Exercise requirements: Copy out the data below as written; omit any images.

Recorded data:
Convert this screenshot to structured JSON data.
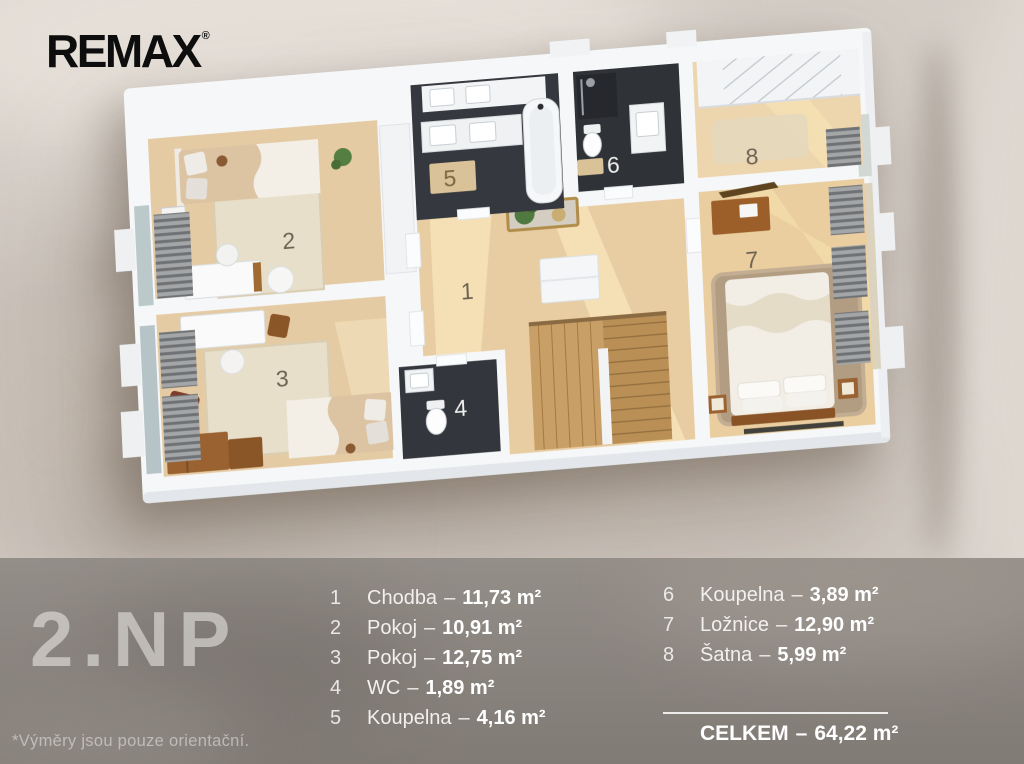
{
  "brand": {
    "name": "REMAX",
    "registered": "®"
  },
  "floor": {
    "title": "2.NP",
    "footnote": "*Výměry jsou pouze orientační."
  },
  "legend": {
    "separator": "–",
    "columns": [
      {
        "items": [
          {
            "num": "1",
            "name": "Chodba",
            "area": "11,73 m²"
          },
          {
            "num": "2",
            "name": "Pokoj",
            "area": "10,91 m²"
          },
          {
            "num": "3",
            "name": "Pokoj",
            "area": "12,75 m²"
          },
          {
            "num": "4",
            "name": "WC",
            "area": "1,89 m²"
          },
          {
            "num": "5",
            "name": "Koupelna",
            "area": "4,16 m²"
          }
        ]
      },
      {
        "items": [
          {
            "num": "6",
            "name": "Koupelna",
            "area": "3,89 m²"
          },
          {
            "num": "7",
            "name": "Ložnice",
            "area": "12,90 m²"
          },
          {
            "num": "8",
            "name": "Šatna",
            "area": "5,99 m²"
          }
        ]
      }
    ],
    "total": {
      "label": "CELKEM",
      "area": "64,22 m²"
    }
  },
  "plan": {
    "room_numbers": [
      "1",
      "2",
      "3",
      "4",
      "5",
      "6",
      "7",
      "8"
    ]
  },
  "colors": {
    "page_bg": "#d4cdc6",
    "panel_bg": "#8b8580",
    "text_light": "#f4f2ef",
    "logo_black": "#0d0d0d",
    "wall_white": "#f6f7f8",
    "tile_dark": "#35383e",
    "wood_floor": "#e8cda3",
    "wood_sun": "#f8e5ba",
    "carpet": "#e5cba4",
    "rug_cream": "#e8dfca",
    "rug_brown": "#b39d82",
    "wood_furniture": "#9a6231"
  }
}
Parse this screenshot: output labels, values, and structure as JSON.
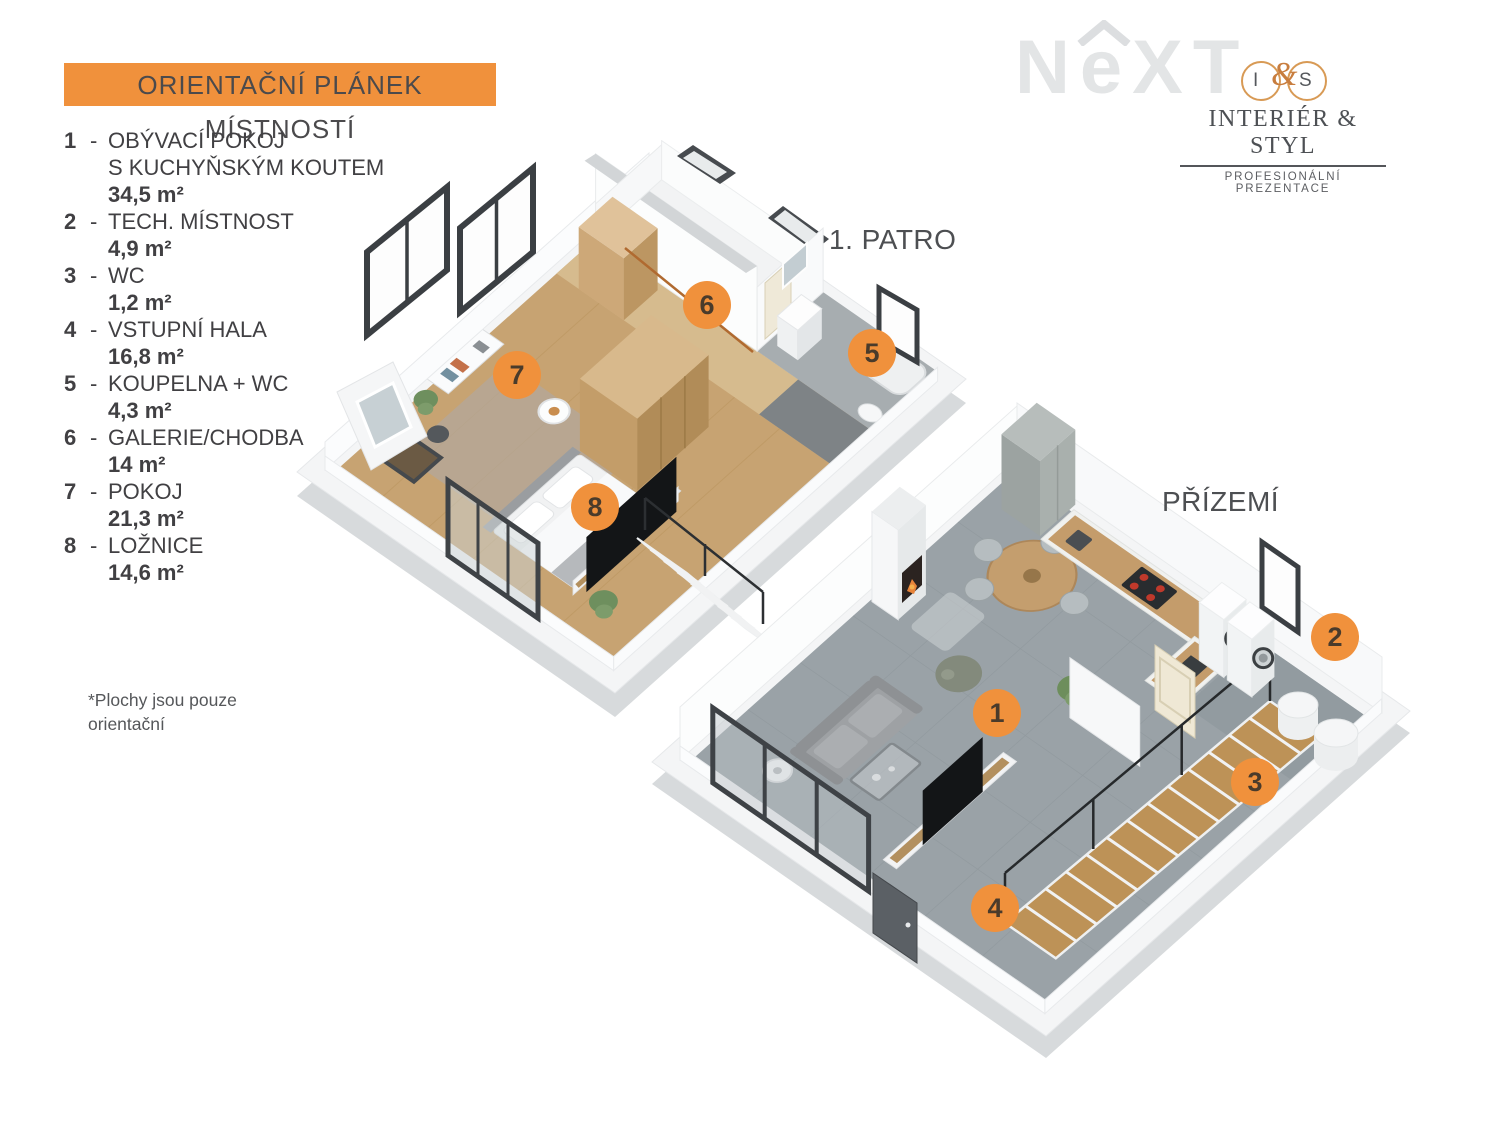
{
  "title_banner": {
    "text": "ORIENTAČNÍ PLÁNEK MÍSTNOSTÍ"
  },
  "legend": {
    "items": [
      {
        "num": "1",
        "name": "OBÝVACÍ POKOJ\nS KUCHYŇSKÝM KOUTEM",
        "area": "34,5 m²"
      },
      {
        "num": "2",
        "name": "TECH. MÍSTNOST",
        "area": "4,9 m²"
      },
      {
        "num": "3",
        "name": "WC",
        "area": "1,2 m²"
      },
      {
        "num": "4",
        "name": "VSTUPNÍ HALA",
        "area": "16,8 m²"
      },
      {
        "num": "5",
        "name": "KOUPELNA + WC",
        "area": "4,3 m²"
      },
      {
        "num": "6",
        "name": "GALERIE/CHODBA",
        "area": "14 m²"
      },
      {
        "num": "7",
        "name": "POKOJ",
        "area": "21,3 m²"
      },
      {
        "num": "8",
        "name": "LOŽNICE",
        "area": "14,6 m²"
      }
    ],
    "footnote": "*Plochy jsou pouze\n orientační"
  },
  "watermark": {
    "n": "N",
    "e": "e",
    "xt": "XT"
  },
  "logo": {
    "monogram_i": "I",
    "monogram_amp": "&",
    "monogram_s": "S",
    "name": "INTERIÉR & STYL",
    "tagline": "PROFESIONÁLNÍ PREZENTACE"
  },
  "floors": {
    "first_floor": {
      "label": "1. PATRO"
    },
    "ground_floor": {
      "label": "PŘÍZEMÍ"
    }
  },
  "markers": [
    {
      "label": "1",
      "x": 997,
      "y": 713
    },
    {
      "label": "2",
      "x": 1335,
      "y": 637
    },
    {
      "label": "3",
      "x": 1255,
      "y": 782
    },
    {
      "label": "4",
      "x": 995,
      "y": 908
    },
    {
      "label": "5",
      "x": 872,
      "y": 353
    },
    {
      "label": "6",
      "x": 707,
      "y": 305
    },
    {
      "label": "7",
      "x": 517,
      "y": 375
    },
    {
      "label": "8",
      "x": 595,
      "y": 507
    }
  ],
  "colors": {
    "accent_orange": "#f0913c",
    "legend_text": "#414043",
    "label_text": "#4d4f52",
    "watermark_gray": "#e3e5e6",
    "logo_orange": "#d89a55"
  }
}
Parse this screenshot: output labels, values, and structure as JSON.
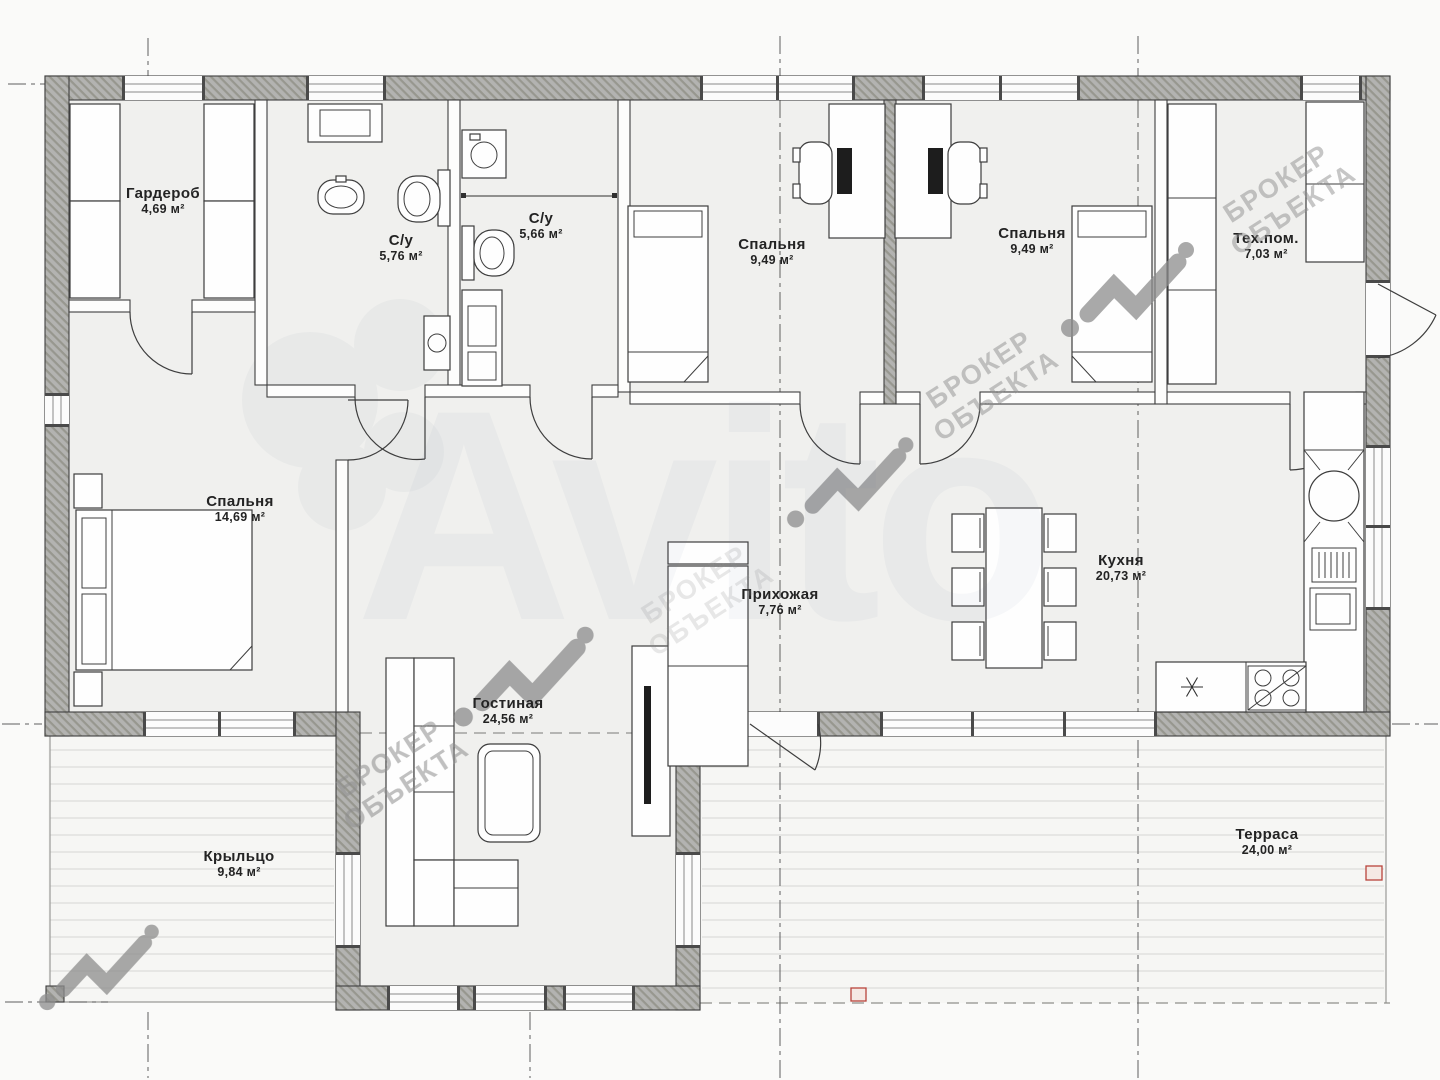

Problem solution:
Convert this screenshot to structured JSON data.
{
  "brand": {
    "name": "REMAX",
    "registered": "®"
  },
  "floor": {
    "title": "2.NP",
    "footnote": "*Výměry jsou pouze orientační."
  },
  "legend": {
    "separator": "–",
    "columns": [
      {
        "items": [
          {
            "num": "1",
            "name": "Chodba",
            "area": "11,73 m²"
          },
          {
            "num": "2",
            "name": "Pokoj",
            "area": "10,91 m²"
          },
          {
            "num": "3",
            "name": "Pokoj",
            "area": "12,75 m²"
          },
          {
            "num": "4",
            "name": "WC",
            "area": "1,89 m²"
          },
          {
            "num": "5",
            "name": "Koupelna",
            "area": "4,16 m²"
          }
        ]
      },
      {
        "items": [
          {
            "num": "6",
            "name": "Koupelna",
            "area": "3,89 m²"
          },
          {
            "num": "7",
            "name": "Ložnice",
            "area": "12,90 m²"
          },
          {
            "num": "8",
            "name": "Šatna",
            "area": "5,99 m²"
          }
        ]
      }
    ],
    "total": {
      "label": "CELKEM",
      "area": "64,22 m²"
    }
  },
  "plan": {
    "room_numbers": [
      "1",
      "2",
      "3",
      "4",
      "5",
      "6",
      "7",
      "8"
    ]
  },
  "colors": {
    "page_bg": "#d4cdc6",
    "panel_bg": "#8b8580",
    "text_light": "#f4f2ef",
    "logo_black": "#0d0d0d",
    "wall_white": "#f6f7f8",
    "tile_dark": "#35383e",
    "wood_floor": "#e8cda3",
    "wood_sun": "#f8e5ba",
    "carpet": "#e5cba4",
    "rug_cream": "#e8dfca",
    "rug_brown": "#b39d82",
    "wood_furniture": "#9a6231"
  }
}
Parse this screenshot: output labels, values, and structure as JSON.
{
  "title_banner": {
    "text": "ORIENTAČNÍ PLÁNEK MÍSTNOSTÍ"
  },
  "legend": {
    "items": [
      {
        "num": "1",
        "name": "OBÝVACÍ POKOJ\nS KUCHYŇSKÝM KOUTEM",
        "area": "34,5 m²"
      },
      {
        "num": "2",
        "name": "TECH. MÍSTNOST",
        "area": "4,9 m²"
      },
      {
        "num": "3",
        "name": "WC",
        "area": "1,2 m²"
      },
      {
        "num": "4",
        "name": "VSTUPNÍ HALA",
        "area": "16,8 m²"
      },
      {
        "num": "5",
        "name": "KOUPELNA + WC",
        "area": "4,3 m²"
      },
      {
        "num": "6",
        "name": "GALERIE/CHODBA",
        "area": "14 m²"
      },
      {
        "num": "7",
        "name": "POKOJ",
        "area": "21,3 m²"
      },
      {
        "num": "8",
        "name": "LOŽNICE",
        "area": "14,6 m²"
      }
    ],
    "footnote": "*Plochy jsou pouze\n orientační"
  },
  "watermark": {
    "n": "N",
    "e": "e",
    "xt": "XT"
  },
  "logo": {
    "monogram_i": "I",
    "monogram_amp": "&",
    "monogram_s": "S",
    "name": "INTERIÉR & STYL",
    "tagline": "PROFESIONÁLNÍ PREZENTACE"
  },
  "floors": {
    "first_floor": {
      "label": "1. PATRO"
    },
    "ground_floor": {
      "label": "PŘÍZEMÍ"
    }
  },
  "markers": [
    {
      "label": "1",
      "x": 997,
      "y": 713
    },
    {
      "label": "2",
      "x": 1335,
      "y": 637
    },
    {
      "label": "3",
      "x": 1255,
      "y": 782
    },
    {
      "label": "4",
      "x": 995,
      "y": 908
    },
    {
      "label": "5",
      "x": 872,
      "y": 353
    },
    {
      "label": "6",
      "x": 707,
      "y": 305
    },
    {
      "label": "7",
      "x": 517,
      "y": 375
    },
    {
      "label": "8",
      "x": 595,
      "y": 507
    }
  ],
  "colors": {
    "accent_orange": "#f0913c",
    "legend_text": "#414043",
    "label_text": "#4d4f52",
    "watermark_gray": "#e3e5e6",
    "logo_orange": "#d89a55"
  }
}
Parse this screenshot: output labels, values, and structure as JSON.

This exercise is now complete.